Exercise aim
Count the lines in the items below that contain the word "left". Reply with the number alone.

Record list
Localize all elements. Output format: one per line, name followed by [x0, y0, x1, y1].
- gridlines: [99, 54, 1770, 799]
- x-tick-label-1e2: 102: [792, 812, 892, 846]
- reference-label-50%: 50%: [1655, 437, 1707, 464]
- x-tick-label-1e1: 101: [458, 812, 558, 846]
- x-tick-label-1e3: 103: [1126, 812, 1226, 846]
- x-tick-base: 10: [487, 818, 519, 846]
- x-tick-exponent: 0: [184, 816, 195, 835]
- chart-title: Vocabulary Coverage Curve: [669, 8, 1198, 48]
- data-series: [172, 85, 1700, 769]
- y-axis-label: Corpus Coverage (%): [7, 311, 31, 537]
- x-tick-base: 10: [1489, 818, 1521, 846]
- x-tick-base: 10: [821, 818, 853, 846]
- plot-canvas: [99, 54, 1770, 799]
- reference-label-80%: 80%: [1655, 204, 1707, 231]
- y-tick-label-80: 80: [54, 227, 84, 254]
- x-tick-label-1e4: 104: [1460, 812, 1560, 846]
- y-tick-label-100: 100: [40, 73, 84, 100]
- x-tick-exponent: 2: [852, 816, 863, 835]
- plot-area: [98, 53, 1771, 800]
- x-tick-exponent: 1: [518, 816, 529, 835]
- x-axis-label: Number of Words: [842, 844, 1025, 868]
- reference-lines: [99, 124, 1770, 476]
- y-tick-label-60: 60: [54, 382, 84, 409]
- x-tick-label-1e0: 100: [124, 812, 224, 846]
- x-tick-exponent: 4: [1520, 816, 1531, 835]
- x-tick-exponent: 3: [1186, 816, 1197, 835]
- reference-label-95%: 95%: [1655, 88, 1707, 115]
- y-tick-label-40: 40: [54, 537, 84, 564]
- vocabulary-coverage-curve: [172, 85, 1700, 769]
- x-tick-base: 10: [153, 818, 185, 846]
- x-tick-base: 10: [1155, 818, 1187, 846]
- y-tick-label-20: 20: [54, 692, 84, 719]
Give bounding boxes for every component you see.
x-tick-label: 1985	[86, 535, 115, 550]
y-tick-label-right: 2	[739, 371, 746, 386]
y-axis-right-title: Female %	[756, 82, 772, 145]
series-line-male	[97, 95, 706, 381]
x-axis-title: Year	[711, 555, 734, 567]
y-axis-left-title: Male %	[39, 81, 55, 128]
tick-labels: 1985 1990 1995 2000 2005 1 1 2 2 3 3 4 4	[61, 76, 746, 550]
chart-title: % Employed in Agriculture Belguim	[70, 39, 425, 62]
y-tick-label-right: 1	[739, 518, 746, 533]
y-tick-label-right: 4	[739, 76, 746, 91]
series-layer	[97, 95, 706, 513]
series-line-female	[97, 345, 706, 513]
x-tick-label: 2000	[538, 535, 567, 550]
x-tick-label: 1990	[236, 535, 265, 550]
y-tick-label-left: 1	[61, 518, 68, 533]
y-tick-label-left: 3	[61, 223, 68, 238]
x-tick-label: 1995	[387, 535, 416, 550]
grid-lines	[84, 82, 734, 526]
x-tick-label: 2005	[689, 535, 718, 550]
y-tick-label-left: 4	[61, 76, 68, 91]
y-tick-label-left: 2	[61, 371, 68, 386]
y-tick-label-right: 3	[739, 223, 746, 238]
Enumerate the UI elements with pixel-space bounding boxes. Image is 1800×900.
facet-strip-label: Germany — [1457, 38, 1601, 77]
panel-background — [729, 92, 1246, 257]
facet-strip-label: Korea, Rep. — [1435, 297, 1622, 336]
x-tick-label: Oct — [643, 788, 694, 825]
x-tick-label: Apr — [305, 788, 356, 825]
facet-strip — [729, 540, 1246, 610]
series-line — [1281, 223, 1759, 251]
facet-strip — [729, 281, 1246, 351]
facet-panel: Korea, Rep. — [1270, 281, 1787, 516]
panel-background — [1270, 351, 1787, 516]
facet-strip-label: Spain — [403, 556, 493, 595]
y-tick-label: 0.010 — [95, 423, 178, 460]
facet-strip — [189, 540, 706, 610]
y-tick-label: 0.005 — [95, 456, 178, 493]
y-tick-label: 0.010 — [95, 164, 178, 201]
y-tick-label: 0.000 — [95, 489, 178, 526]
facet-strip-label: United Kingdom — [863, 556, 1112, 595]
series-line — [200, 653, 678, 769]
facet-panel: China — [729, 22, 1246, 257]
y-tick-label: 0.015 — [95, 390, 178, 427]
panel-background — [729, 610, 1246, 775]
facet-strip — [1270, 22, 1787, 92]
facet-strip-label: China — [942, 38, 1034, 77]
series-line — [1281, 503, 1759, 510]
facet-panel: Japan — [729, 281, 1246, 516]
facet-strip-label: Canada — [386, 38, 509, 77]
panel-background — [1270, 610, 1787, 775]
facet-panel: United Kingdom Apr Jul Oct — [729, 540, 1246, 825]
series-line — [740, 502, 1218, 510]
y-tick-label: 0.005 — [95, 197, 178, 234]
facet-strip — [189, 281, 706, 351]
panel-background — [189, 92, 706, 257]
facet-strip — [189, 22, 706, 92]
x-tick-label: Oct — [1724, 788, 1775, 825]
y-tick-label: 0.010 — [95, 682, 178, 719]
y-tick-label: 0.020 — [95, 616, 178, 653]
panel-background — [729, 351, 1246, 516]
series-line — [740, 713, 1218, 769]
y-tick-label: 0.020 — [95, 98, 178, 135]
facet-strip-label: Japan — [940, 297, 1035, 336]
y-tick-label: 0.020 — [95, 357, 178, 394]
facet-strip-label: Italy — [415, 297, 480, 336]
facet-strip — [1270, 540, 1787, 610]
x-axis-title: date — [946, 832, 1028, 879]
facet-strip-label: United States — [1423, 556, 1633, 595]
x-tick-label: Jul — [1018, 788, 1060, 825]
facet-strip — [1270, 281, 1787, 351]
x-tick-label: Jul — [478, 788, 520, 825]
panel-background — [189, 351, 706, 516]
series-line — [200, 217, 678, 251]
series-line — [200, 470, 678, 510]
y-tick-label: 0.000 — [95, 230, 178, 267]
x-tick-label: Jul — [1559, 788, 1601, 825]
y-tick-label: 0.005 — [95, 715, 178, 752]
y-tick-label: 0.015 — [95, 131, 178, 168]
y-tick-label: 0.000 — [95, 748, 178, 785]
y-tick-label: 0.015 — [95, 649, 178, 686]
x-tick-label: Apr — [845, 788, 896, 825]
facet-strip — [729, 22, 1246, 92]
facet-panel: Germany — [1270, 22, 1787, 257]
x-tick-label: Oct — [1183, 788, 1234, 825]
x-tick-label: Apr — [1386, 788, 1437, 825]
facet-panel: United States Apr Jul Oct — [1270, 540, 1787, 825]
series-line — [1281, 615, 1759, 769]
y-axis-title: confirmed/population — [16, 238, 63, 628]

Correct answer
5